### Exercise task:
Transcribe every line exactly and omit anything that is a picture.

[Stored data]
--------------------------------------------------

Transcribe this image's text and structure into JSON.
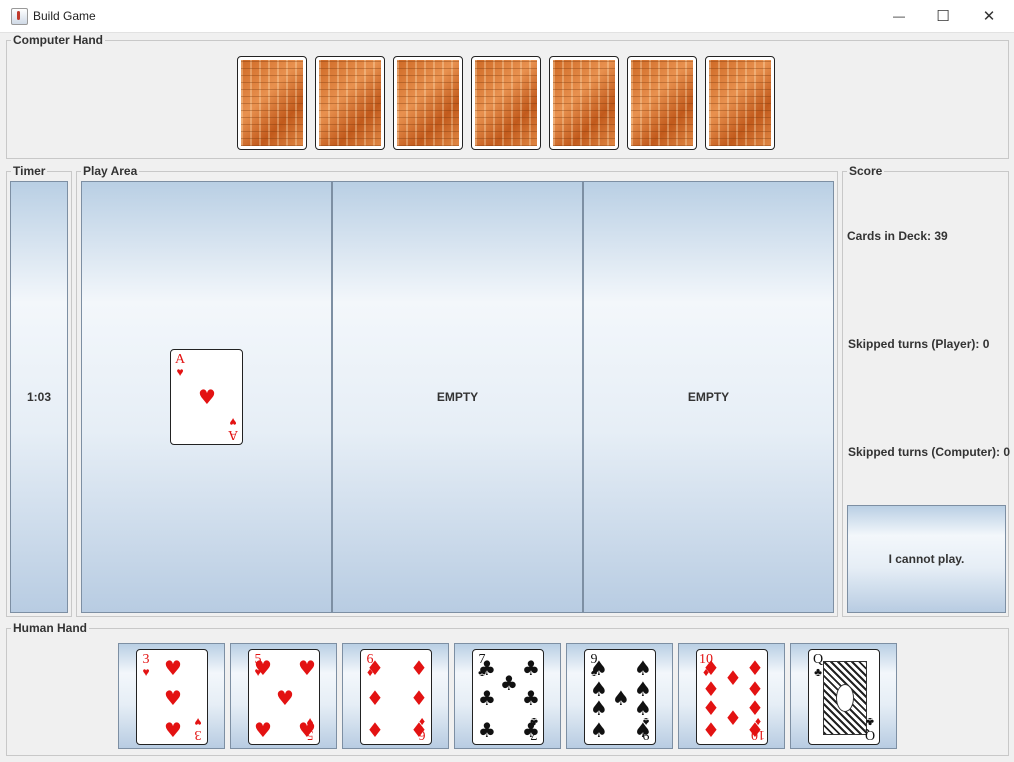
{
  "window": {
    "title": "Build Game",
    "minimize_glyph": "—",
    "maximize_glyph": "☐",
    "close_glyph": "✕"
  },
  "computer_hand": {
    "legend": "Computer Hand",
    "card_count": 7
  },
  "timer": {
    "legend": "Timer",
    "value": "1:03"
  },
  "play_area": {
    "legend": "Play Area",
    "slot_card": {
      "rank": "A",
      "suit": "♥",
      "color": "#e31212"
    },
    "empty_label_2": "EMPTY",
    "empty_label_3": "EMPTY"
  },
  "score": {
    "legend": "Score",
    "cards_in_deck": "Cards in Deck: 39",
    "skipped_player": "Skipped turns (Player): 0",
    "skipped_computer": "Skipped turns (Computer): 0",
    "cannot_play_button": "I cannot play."
  },
  "human_hand": {
    "legend": "Human Hand",
    "cards": [
      {
        "rank": "3",
        "suit": "♥",
        "color": "red"
      },
      {
        "rank": "5",
        "suit": "♥",
        "color": "red"
      },
      {
        "rank": "6",
        "suit": "♦",
        "color": "red"
      },
      {
        "rank": "7",
        "suit": "♣",
        "color": "black"
      },
      {
        "rank": "9",
        "suit": "♠",
        "color": "black"
      },
      {
        "rank": "10",
        "suit": "♦",
        "color": "red"
      },
      {
        "rank": "Q",
        "suit": "♣",
        "color": "black"
      }
    ]
  },
  "colors": {
    "card_red": "#e31212",
    "card_black": "#111111",
    "panel_border": "#7d8fa3",
    "back_orange": "#d9783a"
  }
}
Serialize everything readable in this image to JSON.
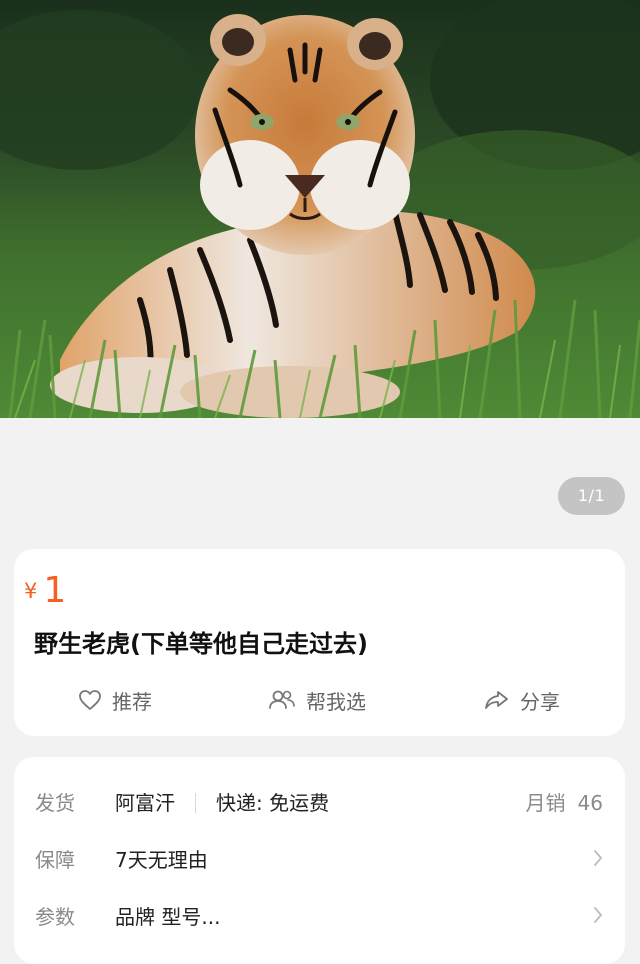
{
  "gallery": {
    "page_indicator": "1/1",
    "image_icon": "tiger-photo"
  },
  "product": {
    "currency": "¥",
    "price": "1",
    "title": "野生老虎(下单等他自己走过去)"
  },
  "actions": {
    "recommend_label": "推荐",
    "help_choose_label": "帮我选",
    "share_label": "分享"
  },
  "info": {
    "ship_label": "发货",
    "ship_from": "阿富汗",
    "delivery": "快递: 免运费",
    "monthly_sales_label": "月销",
    "monthly_sales": "46",
    "guarantee_label": "保障",
    "guarantee_value": "7天无理由",
    "params_label": "参数",
    "params_value": "品牌 型号..."
  },
  "colors": {
    "price": "#f5611e",
    "background": "#f2f2f2",
    "muted": "#8a8a8a"
  }
}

--------------------------------------------------

### Exercise output:
Transcribe this image's text and structure into JSON.
{
  "window": {
    "title": "Build Game",
    "minimize_glyph": "—",
    "maximize_glyph": "☐",
    "close_glyph": "✕"
  },
  "computer_hand": {
    "legend": "Computer Hand",
    "card_count": 7
  },
  "timer": {
    "legend": "Timer",
    "value": "1:03"
  },
  "play_area": {
    "legend": "Play Area",
    "slot_card": {
      "rank": "A",
      "suit": "♥",
      "color": "#e31212"
    },
    "empty_label_2": "EMPTY",
    "empty_label_3": "EMPTY"
  },
  "score": {
    "legend": "Score",
    "cards_in_deck": "Cards in Deck: 39",
    "skipped_player": "Skipped turns (Player): 0",
    "skipped_computer": "Skipped turns (Computer): 0",
    "cannot_play_button": "I cannot play."
  },
  "human_hand": {
    "legend": "Human Hand",
    "cards": [
      {
        "rank": "3",
        "suit": "♥",
        "color": "red"
      },
      {
        "rank": "5",
        "suit": "♥",
        "color": "red"
      },
      {
        "rank": "6",
        "suit": "♦",
        "color": "red"
      },
      {
        "rank": "7",
        "suit": "♣",
        "color": "black"
      },
      {
        "rank": "9",
        "suit": "♠",
        "color": "black"
      },
      {
        "rank": "10",
        "suit": "♦",
        "color": "red"
      },
      {
        "rank": "Q",
        "suit": "♣",
        "color": "black"
      }
    ]
  },
  "colors": {
    "card_red": "#e31212",
    "card_black": "#111111",
    "panel_border": "#7d8fa3",
    "back_orange": "#d9783a"
  }
}
Serialize everything readable in this image to JSON.
{
  "gallery": {
    "page_indicator": "1/1",
    "image_icon": "tiger-photo"
  },
  "product": {
    "currency": "¥",
    "price": "1",
    "title": "野生老虎(下单等他自己走过去)"
  },
  "actions": {
    "recommend_label": "推荐",
    "help_choose_label": "帮我选",
    "share_label": "分享"
  },
  "info": {
    "ship_label": "发货",
    "ship_from": "阿富汗",
    "delivery": "快递: 免运费",
    "monthly_sales_label": "月销",
    "monthly_sales": "46",
    "guarantee_label": "保障",
    "guarantee_value": "7天无理由",
    "params_label": "参数",
    "params_value": "品牌 型号..."
  },
  "colors": {
    "price": "#f5611e",
    "background": "#f2f2f2",
    "muted": "#8a8a8a"
  }
}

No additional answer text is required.